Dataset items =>

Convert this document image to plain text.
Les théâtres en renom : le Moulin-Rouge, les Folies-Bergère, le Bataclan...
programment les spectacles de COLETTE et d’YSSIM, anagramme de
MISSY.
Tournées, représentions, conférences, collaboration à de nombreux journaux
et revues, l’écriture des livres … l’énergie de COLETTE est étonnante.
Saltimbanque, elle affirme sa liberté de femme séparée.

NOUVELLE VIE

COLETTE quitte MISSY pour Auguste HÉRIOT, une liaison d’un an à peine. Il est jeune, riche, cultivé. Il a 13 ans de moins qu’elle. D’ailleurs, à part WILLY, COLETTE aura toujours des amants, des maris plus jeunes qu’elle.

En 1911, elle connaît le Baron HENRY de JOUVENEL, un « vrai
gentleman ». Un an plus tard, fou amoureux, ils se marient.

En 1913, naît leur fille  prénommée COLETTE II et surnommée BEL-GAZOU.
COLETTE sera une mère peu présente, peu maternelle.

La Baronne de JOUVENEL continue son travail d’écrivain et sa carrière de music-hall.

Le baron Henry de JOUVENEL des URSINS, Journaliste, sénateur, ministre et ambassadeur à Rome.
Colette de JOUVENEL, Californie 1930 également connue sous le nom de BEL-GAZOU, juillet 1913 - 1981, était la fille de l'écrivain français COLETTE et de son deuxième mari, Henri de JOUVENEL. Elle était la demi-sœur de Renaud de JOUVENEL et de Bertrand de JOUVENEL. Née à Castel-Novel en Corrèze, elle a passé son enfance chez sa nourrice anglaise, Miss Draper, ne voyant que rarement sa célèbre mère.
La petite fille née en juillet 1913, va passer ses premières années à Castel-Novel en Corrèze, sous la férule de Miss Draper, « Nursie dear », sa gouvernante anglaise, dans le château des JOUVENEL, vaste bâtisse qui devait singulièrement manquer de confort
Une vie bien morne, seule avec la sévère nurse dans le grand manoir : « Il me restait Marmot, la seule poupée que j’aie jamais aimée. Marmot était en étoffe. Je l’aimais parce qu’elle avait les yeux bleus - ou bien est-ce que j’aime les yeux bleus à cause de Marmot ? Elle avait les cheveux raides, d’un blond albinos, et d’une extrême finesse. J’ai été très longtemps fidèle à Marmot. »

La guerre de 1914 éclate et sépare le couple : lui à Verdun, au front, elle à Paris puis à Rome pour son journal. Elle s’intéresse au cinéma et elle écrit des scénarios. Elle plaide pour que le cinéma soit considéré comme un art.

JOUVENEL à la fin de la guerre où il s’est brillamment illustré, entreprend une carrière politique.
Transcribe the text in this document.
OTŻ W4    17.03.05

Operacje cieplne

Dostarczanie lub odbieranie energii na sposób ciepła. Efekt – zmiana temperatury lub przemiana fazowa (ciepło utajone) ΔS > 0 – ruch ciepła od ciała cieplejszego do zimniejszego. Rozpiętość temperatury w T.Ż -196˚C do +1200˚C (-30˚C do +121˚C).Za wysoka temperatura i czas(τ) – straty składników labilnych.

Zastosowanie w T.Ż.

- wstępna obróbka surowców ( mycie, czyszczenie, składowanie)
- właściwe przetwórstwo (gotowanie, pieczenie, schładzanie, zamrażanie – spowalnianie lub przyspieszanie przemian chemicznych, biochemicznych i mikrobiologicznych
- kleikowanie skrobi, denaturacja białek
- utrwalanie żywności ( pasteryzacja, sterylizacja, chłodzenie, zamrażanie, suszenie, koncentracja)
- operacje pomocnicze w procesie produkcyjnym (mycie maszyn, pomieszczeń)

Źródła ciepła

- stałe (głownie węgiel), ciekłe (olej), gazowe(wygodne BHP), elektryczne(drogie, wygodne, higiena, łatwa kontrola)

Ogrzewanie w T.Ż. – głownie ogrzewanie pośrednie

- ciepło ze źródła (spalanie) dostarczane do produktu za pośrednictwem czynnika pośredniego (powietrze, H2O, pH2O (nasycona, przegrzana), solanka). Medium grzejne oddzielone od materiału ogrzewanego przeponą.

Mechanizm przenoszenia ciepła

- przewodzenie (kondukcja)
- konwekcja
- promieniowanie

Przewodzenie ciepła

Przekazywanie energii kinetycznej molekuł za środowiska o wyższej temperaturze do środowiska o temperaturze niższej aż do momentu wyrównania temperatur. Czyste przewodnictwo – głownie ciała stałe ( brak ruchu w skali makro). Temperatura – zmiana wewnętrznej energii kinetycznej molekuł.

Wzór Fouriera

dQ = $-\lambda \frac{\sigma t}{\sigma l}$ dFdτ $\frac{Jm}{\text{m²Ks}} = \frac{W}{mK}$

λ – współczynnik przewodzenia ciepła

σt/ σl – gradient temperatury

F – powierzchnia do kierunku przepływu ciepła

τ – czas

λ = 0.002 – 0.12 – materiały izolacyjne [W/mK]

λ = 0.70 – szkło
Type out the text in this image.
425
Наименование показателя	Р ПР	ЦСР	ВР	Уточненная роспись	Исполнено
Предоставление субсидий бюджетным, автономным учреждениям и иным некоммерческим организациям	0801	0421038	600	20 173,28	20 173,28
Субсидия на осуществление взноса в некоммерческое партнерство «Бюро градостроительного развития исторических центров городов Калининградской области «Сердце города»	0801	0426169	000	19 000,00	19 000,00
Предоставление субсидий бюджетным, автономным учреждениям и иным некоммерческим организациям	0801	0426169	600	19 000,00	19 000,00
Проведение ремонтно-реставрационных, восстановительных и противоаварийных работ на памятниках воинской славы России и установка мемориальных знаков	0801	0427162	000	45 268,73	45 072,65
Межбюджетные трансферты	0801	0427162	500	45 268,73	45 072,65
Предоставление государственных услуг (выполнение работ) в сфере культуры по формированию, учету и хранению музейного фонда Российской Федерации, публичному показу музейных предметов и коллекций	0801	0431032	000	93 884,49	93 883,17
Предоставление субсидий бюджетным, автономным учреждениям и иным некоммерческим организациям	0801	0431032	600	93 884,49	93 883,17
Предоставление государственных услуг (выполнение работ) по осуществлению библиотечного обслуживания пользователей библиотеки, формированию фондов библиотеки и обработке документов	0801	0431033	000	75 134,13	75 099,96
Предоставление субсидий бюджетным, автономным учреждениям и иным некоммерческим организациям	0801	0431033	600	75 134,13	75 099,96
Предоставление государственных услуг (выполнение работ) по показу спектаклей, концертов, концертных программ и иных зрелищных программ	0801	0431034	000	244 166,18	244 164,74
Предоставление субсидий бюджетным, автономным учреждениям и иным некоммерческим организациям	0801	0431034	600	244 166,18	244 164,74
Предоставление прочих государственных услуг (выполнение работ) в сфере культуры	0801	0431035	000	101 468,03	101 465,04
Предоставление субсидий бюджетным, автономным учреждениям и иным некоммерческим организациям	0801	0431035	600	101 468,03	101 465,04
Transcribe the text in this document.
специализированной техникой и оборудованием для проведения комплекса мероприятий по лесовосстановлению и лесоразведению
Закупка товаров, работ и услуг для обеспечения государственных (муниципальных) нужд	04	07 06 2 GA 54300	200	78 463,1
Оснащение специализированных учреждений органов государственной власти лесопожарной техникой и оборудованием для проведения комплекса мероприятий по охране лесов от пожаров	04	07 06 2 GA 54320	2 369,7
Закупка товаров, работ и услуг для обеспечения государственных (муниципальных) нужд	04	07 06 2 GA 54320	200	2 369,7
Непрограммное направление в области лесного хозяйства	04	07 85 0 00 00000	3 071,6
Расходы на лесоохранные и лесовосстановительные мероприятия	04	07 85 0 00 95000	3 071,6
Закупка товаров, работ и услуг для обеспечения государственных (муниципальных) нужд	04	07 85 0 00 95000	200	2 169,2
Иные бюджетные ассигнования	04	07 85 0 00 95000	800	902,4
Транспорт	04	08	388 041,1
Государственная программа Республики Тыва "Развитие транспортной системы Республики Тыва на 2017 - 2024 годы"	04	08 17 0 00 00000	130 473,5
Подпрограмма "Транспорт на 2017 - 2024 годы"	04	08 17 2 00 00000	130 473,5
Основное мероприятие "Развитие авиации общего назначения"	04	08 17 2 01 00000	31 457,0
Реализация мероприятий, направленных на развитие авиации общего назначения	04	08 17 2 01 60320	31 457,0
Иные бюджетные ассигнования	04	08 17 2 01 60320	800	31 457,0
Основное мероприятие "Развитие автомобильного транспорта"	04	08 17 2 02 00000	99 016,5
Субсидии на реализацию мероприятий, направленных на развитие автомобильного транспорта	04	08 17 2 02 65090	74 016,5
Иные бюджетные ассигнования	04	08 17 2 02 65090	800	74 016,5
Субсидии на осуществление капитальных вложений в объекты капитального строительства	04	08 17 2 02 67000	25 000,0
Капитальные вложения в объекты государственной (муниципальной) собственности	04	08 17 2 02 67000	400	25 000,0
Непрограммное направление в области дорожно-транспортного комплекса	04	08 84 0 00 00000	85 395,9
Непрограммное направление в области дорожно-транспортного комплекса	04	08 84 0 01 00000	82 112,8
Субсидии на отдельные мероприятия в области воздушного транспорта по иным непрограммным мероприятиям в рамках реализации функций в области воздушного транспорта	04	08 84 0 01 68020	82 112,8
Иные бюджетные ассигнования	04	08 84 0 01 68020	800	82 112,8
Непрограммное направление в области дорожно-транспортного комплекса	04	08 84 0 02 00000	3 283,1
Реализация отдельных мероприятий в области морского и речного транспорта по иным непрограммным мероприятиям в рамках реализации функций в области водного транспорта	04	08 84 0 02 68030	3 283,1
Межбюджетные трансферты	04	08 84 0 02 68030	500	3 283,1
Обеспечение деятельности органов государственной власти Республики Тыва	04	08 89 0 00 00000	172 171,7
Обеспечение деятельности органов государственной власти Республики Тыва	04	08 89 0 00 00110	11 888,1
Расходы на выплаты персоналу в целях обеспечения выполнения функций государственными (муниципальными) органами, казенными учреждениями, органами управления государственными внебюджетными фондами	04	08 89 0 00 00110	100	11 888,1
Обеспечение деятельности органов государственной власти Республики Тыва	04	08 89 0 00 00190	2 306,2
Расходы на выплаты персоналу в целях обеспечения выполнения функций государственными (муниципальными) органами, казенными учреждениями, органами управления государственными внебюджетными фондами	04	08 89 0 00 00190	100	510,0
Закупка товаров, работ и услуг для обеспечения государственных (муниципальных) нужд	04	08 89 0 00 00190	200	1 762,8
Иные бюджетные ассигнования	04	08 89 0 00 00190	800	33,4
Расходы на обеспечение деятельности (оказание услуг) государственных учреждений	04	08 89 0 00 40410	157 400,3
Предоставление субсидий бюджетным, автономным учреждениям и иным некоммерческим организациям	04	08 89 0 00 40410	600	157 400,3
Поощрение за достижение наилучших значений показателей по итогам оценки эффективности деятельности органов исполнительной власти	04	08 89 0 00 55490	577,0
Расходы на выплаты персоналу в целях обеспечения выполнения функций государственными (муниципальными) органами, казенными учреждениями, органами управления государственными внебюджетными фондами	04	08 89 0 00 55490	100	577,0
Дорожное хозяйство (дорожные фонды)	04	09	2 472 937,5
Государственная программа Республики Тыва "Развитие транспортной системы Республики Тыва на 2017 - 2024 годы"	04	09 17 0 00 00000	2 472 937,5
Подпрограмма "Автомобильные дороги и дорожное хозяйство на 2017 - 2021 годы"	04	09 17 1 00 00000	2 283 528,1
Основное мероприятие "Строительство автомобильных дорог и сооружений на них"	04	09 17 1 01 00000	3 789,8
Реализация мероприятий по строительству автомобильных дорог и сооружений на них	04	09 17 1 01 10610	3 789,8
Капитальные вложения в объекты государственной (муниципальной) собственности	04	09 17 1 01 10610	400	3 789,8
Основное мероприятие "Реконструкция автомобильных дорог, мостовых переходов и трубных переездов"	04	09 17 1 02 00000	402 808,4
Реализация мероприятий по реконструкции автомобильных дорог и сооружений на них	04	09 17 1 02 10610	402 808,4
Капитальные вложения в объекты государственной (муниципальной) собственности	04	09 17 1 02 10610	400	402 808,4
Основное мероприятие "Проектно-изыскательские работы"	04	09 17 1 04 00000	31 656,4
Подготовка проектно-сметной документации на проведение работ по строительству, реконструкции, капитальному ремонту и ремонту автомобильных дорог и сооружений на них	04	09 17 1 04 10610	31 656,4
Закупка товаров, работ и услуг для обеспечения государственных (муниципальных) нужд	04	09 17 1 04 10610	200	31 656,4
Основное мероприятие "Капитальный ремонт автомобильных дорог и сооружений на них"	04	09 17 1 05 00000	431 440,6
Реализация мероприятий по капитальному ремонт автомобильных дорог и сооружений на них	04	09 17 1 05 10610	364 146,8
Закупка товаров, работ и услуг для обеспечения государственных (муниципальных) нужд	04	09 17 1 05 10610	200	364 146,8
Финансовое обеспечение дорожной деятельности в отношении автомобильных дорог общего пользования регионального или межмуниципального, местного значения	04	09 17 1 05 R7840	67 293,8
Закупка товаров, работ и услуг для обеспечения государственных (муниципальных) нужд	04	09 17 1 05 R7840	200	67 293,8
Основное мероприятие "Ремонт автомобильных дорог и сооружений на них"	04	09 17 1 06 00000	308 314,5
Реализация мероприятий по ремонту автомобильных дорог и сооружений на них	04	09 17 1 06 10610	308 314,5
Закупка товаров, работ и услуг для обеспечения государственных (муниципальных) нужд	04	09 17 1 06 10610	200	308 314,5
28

INSTRUCTIONS TO FOLLOW => All lines above with "Межбюджетные" in them should be returned.

EXERCISE SOLUTION =>
Межбюджетные трансферты	0801	0427162	500	45 268,73	45 072,65
Межбюджетные трансферты	04	08 84 0 02 68030	500	3 283,1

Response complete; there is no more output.